| Required work |
Report how many lines below contain the word "ориентации", and give only that number.

>> BEGIN

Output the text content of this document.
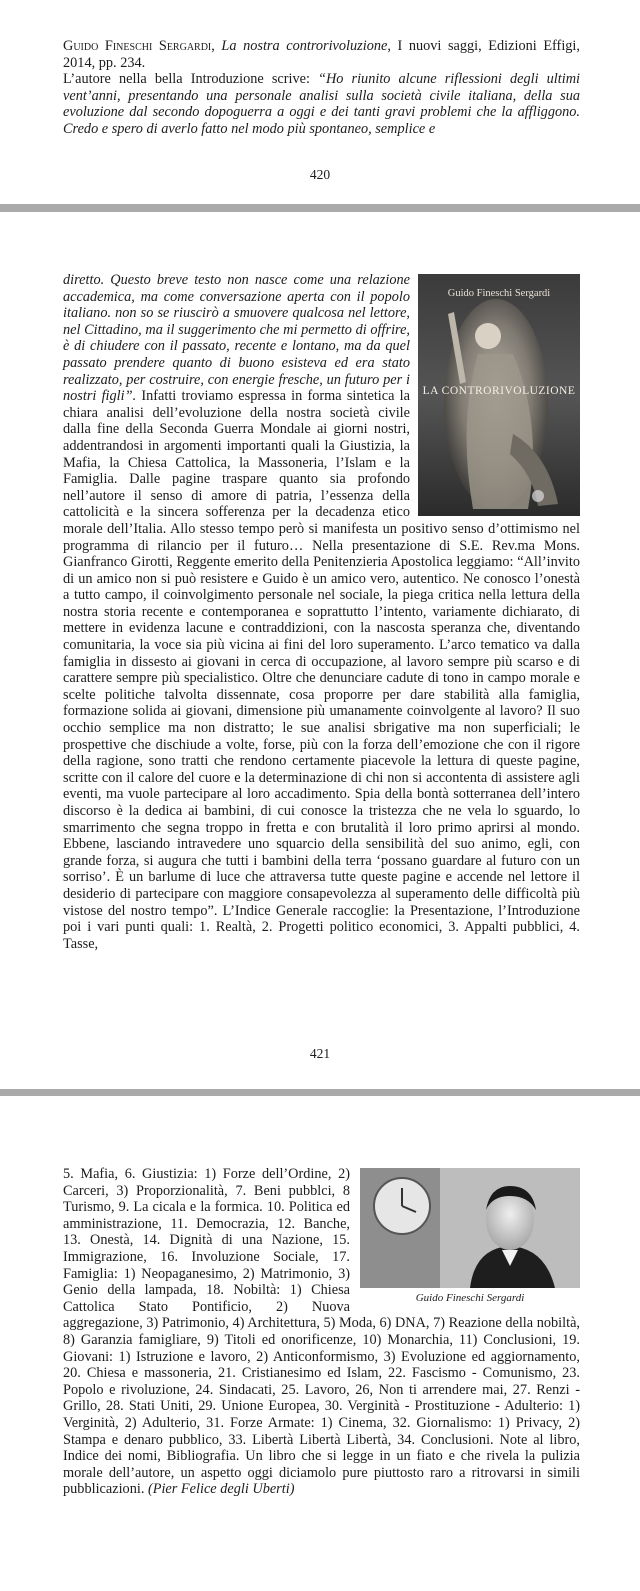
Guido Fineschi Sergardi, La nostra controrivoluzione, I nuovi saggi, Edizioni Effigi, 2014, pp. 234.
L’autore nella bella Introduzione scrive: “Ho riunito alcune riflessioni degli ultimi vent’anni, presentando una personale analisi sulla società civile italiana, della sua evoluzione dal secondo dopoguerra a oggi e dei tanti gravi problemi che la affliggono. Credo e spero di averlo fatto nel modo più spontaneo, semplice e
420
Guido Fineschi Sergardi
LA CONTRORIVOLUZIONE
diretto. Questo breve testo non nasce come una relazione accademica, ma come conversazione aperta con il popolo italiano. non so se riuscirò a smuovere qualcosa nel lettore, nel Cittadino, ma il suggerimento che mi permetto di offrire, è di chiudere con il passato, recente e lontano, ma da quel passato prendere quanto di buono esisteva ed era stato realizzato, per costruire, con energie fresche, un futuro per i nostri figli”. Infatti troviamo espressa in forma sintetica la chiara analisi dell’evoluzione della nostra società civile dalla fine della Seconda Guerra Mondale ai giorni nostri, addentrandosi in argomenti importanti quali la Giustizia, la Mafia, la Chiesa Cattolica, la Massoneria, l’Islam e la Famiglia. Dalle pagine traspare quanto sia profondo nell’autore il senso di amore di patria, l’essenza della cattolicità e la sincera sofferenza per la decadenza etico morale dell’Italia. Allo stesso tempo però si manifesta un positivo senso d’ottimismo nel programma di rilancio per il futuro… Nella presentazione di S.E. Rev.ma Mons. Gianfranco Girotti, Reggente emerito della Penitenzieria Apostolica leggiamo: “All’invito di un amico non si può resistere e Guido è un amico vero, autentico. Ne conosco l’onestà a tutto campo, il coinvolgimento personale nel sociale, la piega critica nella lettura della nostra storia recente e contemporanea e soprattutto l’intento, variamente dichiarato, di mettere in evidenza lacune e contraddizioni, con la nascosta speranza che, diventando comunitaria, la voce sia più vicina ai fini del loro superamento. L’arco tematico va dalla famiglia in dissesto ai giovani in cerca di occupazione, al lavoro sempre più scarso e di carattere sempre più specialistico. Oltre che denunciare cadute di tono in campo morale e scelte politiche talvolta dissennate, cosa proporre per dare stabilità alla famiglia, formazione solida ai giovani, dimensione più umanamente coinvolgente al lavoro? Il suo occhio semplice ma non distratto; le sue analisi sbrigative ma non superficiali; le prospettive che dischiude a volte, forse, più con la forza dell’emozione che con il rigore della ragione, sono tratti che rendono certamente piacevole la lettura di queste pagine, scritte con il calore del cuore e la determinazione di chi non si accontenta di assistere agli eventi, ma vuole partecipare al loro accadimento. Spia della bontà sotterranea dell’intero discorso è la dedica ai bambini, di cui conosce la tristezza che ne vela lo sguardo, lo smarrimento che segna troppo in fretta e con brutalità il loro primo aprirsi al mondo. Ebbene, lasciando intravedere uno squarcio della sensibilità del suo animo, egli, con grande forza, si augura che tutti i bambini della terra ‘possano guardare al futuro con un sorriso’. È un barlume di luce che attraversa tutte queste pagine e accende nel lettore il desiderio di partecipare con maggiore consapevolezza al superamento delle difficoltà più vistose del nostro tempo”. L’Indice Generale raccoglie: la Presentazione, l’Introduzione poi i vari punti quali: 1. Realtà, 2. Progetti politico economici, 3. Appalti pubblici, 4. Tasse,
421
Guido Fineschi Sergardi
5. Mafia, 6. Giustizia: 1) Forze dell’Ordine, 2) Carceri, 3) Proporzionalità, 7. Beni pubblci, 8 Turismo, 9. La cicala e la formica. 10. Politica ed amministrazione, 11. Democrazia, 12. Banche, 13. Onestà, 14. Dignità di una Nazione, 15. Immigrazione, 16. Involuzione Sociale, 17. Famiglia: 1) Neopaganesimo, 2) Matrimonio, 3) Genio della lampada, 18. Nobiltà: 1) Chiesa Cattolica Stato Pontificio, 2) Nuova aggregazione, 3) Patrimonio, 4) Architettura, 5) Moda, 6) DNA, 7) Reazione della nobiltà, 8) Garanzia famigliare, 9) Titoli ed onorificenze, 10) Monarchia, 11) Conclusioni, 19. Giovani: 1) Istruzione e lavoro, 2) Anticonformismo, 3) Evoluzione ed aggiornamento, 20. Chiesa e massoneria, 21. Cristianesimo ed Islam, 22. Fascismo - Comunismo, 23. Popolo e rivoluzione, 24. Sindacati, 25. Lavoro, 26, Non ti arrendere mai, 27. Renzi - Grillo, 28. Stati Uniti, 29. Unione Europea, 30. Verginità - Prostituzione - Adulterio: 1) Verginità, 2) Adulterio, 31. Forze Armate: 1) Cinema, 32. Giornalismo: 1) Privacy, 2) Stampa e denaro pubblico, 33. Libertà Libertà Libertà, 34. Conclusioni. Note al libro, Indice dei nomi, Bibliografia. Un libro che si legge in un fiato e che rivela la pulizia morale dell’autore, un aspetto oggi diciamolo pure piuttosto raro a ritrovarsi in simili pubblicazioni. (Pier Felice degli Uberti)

>> END
>> BEGIN

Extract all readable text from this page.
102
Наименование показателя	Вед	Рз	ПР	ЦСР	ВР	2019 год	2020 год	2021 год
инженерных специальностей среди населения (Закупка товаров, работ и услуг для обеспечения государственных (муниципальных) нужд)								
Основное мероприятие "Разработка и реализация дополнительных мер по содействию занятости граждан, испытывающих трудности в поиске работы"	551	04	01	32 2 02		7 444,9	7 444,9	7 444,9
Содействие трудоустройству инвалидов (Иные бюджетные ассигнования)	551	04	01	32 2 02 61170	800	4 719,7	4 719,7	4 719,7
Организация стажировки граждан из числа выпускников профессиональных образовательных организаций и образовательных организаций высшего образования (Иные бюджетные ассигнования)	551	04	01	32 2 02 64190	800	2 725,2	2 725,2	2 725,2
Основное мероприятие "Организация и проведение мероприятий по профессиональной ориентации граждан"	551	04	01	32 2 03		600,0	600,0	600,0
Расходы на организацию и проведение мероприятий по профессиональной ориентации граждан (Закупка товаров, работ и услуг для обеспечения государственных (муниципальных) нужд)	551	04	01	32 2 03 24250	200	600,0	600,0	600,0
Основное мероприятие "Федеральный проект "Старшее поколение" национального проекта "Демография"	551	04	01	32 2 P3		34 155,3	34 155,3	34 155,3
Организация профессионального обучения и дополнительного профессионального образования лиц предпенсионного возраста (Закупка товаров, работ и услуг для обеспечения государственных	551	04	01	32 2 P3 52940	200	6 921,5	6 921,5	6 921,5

>> END

| Answer to the task |
2